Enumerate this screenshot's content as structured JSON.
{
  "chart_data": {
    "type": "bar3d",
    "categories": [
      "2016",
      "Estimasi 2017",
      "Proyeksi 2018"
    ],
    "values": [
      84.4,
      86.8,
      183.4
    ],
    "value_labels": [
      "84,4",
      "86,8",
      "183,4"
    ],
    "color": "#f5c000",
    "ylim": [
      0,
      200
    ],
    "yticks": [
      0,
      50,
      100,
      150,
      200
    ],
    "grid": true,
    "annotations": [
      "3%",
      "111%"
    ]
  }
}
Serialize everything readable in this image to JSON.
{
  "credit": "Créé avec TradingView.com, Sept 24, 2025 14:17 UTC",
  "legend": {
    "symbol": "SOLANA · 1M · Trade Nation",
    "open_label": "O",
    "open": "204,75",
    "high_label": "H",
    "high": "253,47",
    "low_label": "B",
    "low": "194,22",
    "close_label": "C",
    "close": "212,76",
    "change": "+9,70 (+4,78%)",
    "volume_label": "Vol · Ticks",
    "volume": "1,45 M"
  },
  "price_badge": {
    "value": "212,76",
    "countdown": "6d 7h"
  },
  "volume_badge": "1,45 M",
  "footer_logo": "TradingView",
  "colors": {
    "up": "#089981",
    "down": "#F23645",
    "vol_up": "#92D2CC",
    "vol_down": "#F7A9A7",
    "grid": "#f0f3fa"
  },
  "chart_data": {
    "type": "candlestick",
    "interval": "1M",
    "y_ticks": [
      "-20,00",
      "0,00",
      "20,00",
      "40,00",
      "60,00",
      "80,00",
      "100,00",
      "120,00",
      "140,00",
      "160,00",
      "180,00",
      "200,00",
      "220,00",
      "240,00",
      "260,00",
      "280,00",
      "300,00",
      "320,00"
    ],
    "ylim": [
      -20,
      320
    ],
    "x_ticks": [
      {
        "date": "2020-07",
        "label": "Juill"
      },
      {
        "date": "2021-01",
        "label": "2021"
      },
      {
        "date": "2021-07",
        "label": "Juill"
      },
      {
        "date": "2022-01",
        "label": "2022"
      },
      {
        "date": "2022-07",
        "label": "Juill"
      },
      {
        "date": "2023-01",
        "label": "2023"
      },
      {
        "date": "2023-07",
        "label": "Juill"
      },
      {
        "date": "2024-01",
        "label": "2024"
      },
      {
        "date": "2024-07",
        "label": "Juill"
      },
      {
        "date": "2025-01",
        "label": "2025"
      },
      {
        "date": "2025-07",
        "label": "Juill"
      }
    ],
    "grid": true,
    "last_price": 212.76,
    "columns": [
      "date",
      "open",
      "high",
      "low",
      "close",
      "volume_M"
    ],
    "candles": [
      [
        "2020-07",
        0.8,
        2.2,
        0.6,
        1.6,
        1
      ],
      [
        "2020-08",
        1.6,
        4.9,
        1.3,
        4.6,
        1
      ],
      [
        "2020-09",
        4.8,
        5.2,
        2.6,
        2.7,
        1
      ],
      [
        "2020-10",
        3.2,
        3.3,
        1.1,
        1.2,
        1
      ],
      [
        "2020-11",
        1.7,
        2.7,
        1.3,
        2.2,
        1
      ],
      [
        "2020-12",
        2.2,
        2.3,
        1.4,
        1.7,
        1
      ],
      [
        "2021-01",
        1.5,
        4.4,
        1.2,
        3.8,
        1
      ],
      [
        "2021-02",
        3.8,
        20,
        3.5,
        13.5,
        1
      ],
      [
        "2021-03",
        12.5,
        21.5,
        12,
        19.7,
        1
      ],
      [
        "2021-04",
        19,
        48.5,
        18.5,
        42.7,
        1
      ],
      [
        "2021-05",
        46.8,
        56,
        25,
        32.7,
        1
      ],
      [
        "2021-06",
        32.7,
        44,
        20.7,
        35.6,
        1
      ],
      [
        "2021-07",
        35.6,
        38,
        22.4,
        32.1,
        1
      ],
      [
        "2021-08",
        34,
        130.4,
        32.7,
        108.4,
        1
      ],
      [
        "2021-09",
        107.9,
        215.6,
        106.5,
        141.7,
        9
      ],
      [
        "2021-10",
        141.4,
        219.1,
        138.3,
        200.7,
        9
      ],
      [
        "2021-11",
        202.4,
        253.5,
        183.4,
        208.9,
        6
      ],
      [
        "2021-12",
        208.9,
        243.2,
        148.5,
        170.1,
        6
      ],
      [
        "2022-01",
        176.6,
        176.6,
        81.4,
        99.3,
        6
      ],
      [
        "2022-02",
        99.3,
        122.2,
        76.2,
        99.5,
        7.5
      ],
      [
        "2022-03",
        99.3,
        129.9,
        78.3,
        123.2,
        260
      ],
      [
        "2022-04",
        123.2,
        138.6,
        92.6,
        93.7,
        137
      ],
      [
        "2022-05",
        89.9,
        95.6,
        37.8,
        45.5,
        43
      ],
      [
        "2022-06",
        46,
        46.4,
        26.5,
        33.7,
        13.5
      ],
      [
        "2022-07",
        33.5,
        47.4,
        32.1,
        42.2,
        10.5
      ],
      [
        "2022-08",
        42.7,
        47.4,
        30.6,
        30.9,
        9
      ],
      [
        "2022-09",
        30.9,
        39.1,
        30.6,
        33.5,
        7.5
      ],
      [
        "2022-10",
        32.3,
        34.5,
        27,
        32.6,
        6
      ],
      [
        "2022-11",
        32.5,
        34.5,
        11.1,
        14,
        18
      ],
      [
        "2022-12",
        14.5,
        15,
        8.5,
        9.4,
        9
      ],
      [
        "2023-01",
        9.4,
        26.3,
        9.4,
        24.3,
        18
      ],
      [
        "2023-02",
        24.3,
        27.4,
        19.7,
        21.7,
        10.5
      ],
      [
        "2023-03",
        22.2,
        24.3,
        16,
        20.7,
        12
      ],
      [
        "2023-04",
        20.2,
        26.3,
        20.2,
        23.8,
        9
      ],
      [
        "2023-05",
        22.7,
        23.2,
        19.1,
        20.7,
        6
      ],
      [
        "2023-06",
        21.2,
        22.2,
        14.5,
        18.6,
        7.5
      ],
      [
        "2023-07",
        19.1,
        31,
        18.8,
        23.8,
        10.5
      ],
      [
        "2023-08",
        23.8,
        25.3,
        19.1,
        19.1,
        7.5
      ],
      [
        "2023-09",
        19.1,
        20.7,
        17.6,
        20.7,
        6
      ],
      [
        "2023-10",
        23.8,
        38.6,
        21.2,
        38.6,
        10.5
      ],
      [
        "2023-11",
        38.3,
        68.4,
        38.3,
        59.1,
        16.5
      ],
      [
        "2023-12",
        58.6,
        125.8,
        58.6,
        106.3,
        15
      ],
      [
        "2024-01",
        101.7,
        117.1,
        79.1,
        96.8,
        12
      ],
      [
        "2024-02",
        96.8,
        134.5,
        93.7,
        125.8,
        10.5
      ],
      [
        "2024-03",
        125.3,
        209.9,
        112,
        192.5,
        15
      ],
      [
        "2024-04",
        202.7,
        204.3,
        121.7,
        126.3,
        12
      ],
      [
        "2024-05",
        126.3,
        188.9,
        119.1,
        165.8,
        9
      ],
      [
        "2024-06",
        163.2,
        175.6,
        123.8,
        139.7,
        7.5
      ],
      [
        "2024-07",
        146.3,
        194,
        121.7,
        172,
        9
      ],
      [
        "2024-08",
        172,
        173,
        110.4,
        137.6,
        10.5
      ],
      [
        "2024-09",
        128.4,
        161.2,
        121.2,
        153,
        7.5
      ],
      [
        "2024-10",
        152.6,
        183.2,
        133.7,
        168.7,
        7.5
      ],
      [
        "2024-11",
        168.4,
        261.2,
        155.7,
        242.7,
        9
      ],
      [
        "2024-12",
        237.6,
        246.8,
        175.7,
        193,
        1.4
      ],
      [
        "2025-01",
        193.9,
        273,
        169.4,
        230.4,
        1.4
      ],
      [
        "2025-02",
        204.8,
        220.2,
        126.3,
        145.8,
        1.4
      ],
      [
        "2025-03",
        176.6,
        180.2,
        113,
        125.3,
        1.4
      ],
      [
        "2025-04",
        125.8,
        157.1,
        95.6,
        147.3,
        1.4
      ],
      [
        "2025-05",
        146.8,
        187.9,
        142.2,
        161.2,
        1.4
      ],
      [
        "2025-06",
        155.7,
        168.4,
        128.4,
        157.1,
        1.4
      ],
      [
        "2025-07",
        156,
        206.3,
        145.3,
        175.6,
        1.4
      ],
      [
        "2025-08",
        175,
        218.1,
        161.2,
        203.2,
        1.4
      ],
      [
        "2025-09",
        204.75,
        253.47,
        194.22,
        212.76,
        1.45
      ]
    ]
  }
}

• WHAT YOU WILL DO: Copy every line above that includes the string "this".

• TASK SOLUTION:
Enumerate this screenshot's content as structured JSON.
Serialize everything readable in this image to JSON.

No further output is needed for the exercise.